Source records:
"""
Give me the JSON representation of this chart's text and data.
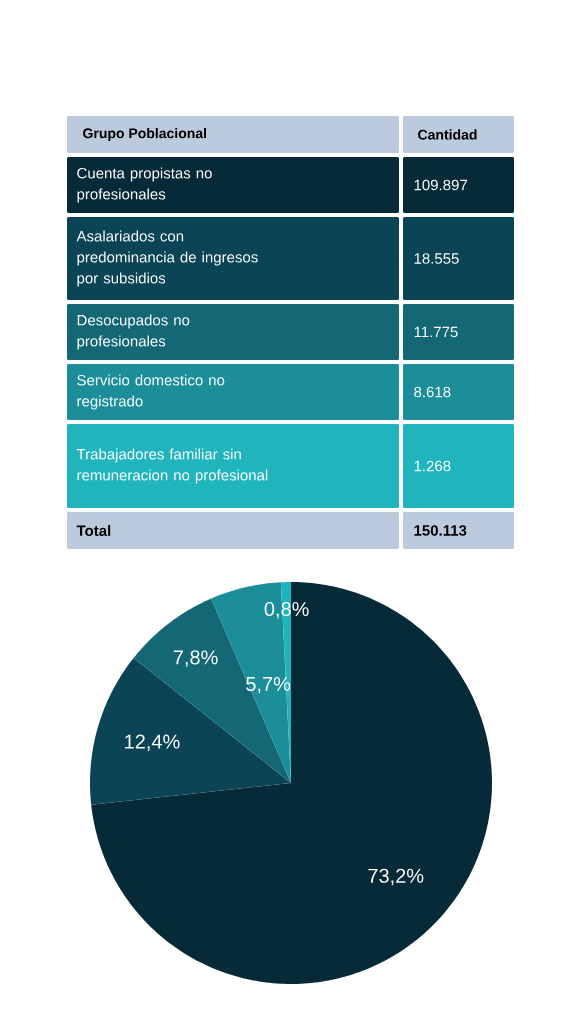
{
  "chart_data": [
    {
      "type": "other",
      "annotations": [
        "Grupo Poblacional",
        "Cantidad",
        "Cuenta propistas no profesionales",
        "109.897",
        "Asalariados con predominancia de ingresos por subsidios",
        "18.555",
        "Desocupados no profesionales",
        "11.775",
        "Servicio domestico no registrado",
        "8.618",
        "Trabajadores familiar sin remuneracion no profesional",
        "1.268",
        "Total",
        "150.113"
      ]
    },
    {
      "type": "pie",
      "categories": [
        null,
        null,
        null,
        null,
        null
      ],
      "values": [
        73.2,
        12.4,
        7.8,
        5.7,
        0.8
      ],
      "colors": [
        "#072a38",
        "#0b4454",
        "#146876",
        "#1b8e99",
        "#20b4bc"
      ],
      "value_labels": [
        "73,2%",
        "12,4%",
        "7,8%",
        "5,7%",
        "0,8%"
      ]
    }
  ]
}
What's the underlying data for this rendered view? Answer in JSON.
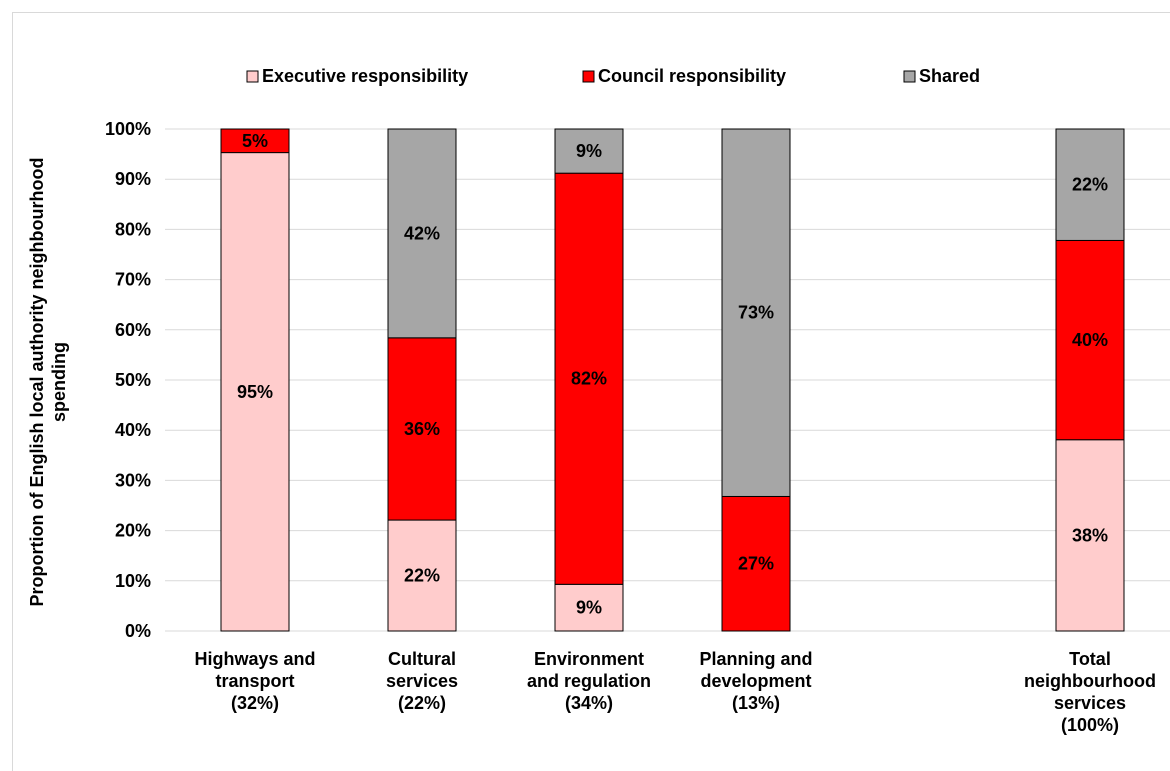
{
  "chart_data": {
    "type": "bar",
    "stacked": true,
    "percent_stacked": true,
    "categories": [
      [
        "Highways and",
        "transport",
        "(32%)"
      ],
      [
        "Cultural",
        "services",
        "(22%)"
      ],
      [
        "Environment",
        "and regulation",
        "(34%)"
      ],
      [
        "Planning and",
        "development",
        "(13%)"
      ],
      [
        "Total",
        "neighbourhood",
        "services",
        "(100%)"
      ]
    ],
    "category_gap_after_index": 3,
    "series": [
      {
        "name": "Executive responsibility",
        "color": "#ffcccc",
        "values": [
          95.3,
          22.1,
          9.3,
          0,
          38.1
        ],
        "labels": [
          "95%",
          "22%",
          "9%",
          "",
          "38%"
        ]
      },
      {
        "name": "Council responsibility",
        "color": "#ff0000",
        "values": [
          4.7,
          36.3,
          81.9,
          26.8,
          39.7
        ],
        "labels": [
          "5%",
          "36%",
          "82%",
          "27%",
          "40%"
        ]
      },
      {
        "name": "Shared",
        "color": "#a6a6a6",
        "values": [
          0,
          41.6,
          8.8,
          73.2,
          22.2
        ],
        "labels": [
          "",
          "42%",
          "9%",
          "73%",
          "22%"
        ]
      }
    ],
    "ylabel": [
      "Proportion of English local authority neighbourhood",
      "spending"
    ],
    "ylim": [
      0,
      100
    ],
    "yticks": [
      "0%",
      "10%",
      "20%",
      "30%",
      "40%",
      "50%",
      "60%",
      "70%",
      "80%",
      "90%",
      "100%"
    ],
    "grid": true,
    "legend_position": "top"
  }
}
"""
(Written problem) The records above are to be restated exactly, without their pictures.

(Written solution)
Give me the JSON representation of this chart's text and data.
{
  "chart_data": [
    {
      "type": "other",
      "annotations": [
        "Grupo Poblacional",
        "Cantidad",
        "Cuenta propistas no profesionales",
        "109.897",
        "Asalariados con predominancia de ingresos por subsidios",
        "18.555",
        "Desocupados no profesionales",
        "11.775",
        "Servicio domestico no registrado",
        "8.618",
        "Trabajadores familiar sin remuneracion no profesional",
        "1.268",
        "Total",
        "150.113"
      ]
    },
    {
      "type": "pie",
      "categories": [
        null,
        null,
        null,
        null,
        null
      ],
      "values": [
        73.2,
        12.4,
        7.8,
        5.7,
        0.8
      ],
      "colors": [
        "#072a38",
        "#0b4454",
        "#146876",
        "#1b8e99",
        "#20b4bc"
      ],
      "value_labels": [
        "73,2%",
        "12,4%",
        "7,8%",
        "5,7%",
        "0,8%"
      ]
    }
  ]
}
What's the underlying data for this rendered view? Answer in JSON.
{
  "chart_data": {
    "type": "bar",
    "stacked": true,
    "percent_stacked": true,
    "categories": [
      [
        "Highways and",
        "transport",
        "(32%)"
      ],
      [
        "Cultural",
        "services",
        "(22%)"
      ],
      [
        "Environment",
        "and regulation",
        "(34%)"
      ],
      [
        "Planning and",
        "development",
        "(13%)"
      ],
      [
        "Total",
        "neighbourhood",
        "services",
        "(100%)"
      ]
    ],
    "category_gap_after_index": 3,
    "series": [
      {
        "name": "Executive responsibility",
        "color": "#ffcccc",
        "values": [
          95.3,
          22.1,
          9.3,
          0,
          38.1
        ],
        "labels": [
          "95%",
          "22%",
          "9%",
          "",
          "38%"
        ]
      },
      {
        "name": "Council responsibility",
        "color": "#ff0000",
        "values": [
          4.7,
          36.3,
          81.9,
          26.8,
          39.7
        ],
        "labels": [
          "5%",
          "36%",
          "82%",
          "27%",
          "40%"
        ]
      },
      {
        "name": "Shared",
        "color": "#a6a6a6",
        "values": [
          0,
          41.6,
          8.8,
          73.2,
          22.2
        ],
        "labels": [
          "",
          "42%",
          "9%",
          "73%",
          "22%"
        ]
      }
    ],
    "ylabel": [
      "Proportion of English local authority neighbourhood",
      "spending"
    ],
    "ylim": [
      0,
      100
    ],
    "yticks": [
      "0%",
      "10%",
      "20%",
      "30%",
      "40%",
      "50%",
      "60%",
      "70%",
      "80%",
      "90%",
      "100%"
    ],
    "grid": true,
    "legend_position": "top"
  }
}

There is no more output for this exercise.